Instruction: Identify the lines that contain the word "①③符合题意", then copy them.

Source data
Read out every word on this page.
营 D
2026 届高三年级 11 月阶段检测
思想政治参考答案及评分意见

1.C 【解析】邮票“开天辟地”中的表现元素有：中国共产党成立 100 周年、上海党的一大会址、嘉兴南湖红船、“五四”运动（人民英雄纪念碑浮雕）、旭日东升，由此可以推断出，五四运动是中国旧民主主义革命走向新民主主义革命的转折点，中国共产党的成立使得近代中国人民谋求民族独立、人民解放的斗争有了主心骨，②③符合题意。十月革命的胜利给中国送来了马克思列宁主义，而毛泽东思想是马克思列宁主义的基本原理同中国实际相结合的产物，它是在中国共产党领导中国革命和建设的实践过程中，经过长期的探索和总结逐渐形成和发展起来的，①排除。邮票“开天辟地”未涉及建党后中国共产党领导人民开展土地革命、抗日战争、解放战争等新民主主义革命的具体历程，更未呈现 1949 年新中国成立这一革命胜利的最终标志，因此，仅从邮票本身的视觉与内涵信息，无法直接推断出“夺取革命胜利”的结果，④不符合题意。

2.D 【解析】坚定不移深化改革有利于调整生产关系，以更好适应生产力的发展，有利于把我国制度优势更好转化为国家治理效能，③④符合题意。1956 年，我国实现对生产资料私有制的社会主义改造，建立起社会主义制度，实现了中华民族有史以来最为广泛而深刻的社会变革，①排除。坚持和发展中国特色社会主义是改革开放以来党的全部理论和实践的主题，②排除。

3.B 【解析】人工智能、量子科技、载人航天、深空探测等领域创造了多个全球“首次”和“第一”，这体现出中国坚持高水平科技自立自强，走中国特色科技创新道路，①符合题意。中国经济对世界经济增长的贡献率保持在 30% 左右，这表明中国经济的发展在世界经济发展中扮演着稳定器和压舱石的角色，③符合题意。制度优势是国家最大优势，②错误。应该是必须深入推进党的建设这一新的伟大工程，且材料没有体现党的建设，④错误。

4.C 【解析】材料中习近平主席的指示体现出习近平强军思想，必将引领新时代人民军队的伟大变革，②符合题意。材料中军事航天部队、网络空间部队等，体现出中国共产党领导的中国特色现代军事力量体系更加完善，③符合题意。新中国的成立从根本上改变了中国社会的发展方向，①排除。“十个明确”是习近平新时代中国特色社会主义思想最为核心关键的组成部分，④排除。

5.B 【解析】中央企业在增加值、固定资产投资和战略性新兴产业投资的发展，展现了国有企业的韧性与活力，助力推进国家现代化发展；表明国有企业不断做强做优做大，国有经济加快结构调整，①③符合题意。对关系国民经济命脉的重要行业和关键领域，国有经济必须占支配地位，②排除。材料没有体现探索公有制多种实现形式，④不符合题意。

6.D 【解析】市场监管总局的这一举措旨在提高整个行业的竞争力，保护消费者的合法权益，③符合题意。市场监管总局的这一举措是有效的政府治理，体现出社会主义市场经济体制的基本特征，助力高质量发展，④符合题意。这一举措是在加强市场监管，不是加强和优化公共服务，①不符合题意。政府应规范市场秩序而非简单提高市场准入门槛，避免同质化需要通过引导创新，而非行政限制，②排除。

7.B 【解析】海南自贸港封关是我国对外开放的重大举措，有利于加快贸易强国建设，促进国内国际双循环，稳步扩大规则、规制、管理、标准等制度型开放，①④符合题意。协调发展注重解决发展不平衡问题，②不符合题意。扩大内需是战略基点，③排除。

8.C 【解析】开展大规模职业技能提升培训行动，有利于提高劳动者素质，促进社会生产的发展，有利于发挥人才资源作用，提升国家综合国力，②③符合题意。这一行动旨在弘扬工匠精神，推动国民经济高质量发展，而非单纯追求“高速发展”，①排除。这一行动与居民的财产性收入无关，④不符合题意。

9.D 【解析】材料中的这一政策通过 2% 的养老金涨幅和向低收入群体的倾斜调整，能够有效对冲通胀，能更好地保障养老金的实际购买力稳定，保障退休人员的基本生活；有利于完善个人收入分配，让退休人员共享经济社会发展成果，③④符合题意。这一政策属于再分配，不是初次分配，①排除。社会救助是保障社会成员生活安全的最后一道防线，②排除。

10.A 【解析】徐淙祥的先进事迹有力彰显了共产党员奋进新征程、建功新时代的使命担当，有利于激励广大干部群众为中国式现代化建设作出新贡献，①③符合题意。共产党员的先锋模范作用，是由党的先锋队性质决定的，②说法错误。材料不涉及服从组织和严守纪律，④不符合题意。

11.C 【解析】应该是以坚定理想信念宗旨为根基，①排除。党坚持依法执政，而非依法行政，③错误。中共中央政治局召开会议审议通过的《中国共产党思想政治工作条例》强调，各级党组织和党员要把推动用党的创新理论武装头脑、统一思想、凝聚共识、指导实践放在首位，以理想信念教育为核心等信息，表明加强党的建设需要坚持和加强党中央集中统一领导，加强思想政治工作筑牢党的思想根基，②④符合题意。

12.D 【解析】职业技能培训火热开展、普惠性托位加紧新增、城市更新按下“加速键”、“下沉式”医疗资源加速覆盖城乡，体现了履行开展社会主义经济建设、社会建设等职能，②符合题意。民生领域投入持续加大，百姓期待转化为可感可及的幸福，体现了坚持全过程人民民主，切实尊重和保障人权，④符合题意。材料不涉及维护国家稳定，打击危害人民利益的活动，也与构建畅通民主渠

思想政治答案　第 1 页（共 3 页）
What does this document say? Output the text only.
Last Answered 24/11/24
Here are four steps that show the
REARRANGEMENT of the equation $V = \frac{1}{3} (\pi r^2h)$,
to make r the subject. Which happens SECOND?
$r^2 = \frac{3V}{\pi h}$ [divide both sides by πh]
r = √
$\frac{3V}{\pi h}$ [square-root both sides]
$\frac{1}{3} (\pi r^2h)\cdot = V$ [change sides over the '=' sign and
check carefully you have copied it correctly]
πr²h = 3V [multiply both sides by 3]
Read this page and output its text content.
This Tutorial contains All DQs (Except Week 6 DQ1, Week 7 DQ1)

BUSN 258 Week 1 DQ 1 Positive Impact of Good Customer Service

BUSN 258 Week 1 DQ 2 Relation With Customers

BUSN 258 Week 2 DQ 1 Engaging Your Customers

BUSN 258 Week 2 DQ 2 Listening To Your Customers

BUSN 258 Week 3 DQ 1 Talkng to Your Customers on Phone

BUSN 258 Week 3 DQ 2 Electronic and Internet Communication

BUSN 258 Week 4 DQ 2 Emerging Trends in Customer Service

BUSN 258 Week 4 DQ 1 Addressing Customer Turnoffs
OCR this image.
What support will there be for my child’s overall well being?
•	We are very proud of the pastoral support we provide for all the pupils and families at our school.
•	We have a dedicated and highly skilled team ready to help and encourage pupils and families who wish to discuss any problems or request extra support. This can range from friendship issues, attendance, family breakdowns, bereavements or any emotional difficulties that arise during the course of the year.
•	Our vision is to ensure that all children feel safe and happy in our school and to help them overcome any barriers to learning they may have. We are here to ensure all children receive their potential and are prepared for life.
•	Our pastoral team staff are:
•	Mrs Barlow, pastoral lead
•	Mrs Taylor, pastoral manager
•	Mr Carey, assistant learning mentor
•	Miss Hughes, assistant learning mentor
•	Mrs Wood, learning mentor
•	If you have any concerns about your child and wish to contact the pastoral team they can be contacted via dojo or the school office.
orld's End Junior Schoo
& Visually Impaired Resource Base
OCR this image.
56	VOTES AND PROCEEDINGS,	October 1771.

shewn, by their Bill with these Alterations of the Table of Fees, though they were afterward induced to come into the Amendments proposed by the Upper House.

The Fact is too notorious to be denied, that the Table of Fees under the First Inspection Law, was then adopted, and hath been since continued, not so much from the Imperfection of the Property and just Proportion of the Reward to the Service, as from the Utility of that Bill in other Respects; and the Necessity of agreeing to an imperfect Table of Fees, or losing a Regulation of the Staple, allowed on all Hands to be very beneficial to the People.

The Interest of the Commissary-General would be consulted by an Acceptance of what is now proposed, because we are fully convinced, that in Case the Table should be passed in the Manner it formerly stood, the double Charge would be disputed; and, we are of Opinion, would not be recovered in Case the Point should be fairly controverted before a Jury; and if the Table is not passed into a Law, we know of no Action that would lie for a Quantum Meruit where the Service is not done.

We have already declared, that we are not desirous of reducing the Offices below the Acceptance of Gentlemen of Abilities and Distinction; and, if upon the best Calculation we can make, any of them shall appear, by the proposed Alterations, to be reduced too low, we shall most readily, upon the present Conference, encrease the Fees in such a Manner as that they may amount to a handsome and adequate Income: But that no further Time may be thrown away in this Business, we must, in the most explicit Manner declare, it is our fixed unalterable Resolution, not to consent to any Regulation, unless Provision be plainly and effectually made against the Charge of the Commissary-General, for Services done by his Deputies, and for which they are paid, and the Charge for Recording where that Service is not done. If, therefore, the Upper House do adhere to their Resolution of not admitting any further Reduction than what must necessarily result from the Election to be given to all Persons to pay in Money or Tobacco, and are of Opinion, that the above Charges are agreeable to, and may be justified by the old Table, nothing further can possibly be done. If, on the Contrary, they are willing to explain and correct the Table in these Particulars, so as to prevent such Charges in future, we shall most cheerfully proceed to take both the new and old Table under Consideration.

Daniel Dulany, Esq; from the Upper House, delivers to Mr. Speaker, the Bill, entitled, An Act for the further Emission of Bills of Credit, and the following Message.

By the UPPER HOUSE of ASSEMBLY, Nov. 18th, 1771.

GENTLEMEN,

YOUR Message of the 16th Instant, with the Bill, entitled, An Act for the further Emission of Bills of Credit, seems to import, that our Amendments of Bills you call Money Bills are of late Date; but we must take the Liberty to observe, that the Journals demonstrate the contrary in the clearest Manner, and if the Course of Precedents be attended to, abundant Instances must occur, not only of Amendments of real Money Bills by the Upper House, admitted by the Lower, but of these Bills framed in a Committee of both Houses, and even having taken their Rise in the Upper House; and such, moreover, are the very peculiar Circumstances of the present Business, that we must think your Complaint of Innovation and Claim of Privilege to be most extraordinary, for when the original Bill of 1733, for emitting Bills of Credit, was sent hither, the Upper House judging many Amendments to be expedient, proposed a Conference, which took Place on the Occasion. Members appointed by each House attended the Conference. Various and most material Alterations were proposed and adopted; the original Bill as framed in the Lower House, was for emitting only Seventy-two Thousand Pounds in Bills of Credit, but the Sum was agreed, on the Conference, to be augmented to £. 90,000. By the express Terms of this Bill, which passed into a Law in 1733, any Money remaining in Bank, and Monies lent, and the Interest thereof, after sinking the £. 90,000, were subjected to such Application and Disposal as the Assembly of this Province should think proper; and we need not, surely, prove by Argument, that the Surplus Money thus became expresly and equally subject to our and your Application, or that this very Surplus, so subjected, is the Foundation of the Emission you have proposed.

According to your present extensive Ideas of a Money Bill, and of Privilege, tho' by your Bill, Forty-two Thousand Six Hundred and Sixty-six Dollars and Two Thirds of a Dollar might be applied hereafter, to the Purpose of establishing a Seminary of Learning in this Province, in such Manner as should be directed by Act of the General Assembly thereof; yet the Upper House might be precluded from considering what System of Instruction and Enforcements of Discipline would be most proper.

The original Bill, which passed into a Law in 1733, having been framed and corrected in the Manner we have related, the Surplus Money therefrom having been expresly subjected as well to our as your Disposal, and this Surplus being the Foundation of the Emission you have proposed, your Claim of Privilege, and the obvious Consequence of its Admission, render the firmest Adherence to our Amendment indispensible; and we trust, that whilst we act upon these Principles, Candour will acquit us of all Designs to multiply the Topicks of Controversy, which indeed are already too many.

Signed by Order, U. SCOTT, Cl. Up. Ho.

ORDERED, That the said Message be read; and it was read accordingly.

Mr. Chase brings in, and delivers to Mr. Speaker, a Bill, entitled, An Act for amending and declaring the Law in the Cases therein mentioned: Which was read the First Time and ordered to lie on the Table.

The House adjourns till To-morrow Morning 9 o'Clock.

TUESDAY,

In response:
5.B 【解析】中央企业在增加值、固定资产投资和战略性新兴产业投资的发展，展现了国有企业的韧性与活力，助力推进国家现代化发展；表明国有企业不断做强做优做大，国有经济加快结构调整，①③符合题意。对关系国民经济命脉的重要行业和关键领域，国有经济必须占支配地位，②排除。材料没有体现探索公有制多种实现形式，④不符合题意。
10.A 【解析】徐淙祥的先进事迹有力彰显了共产党员奋进新征程、建功新时代的使命担当，有利于激励广大干部群众为中国式现代化建设作出新贡献，①③符合题意。共产党员的先锋模范作用，是由党的先锋队性质决定的，②说法错误。材料不涉及服从组织和严守纪律，④不符合题意。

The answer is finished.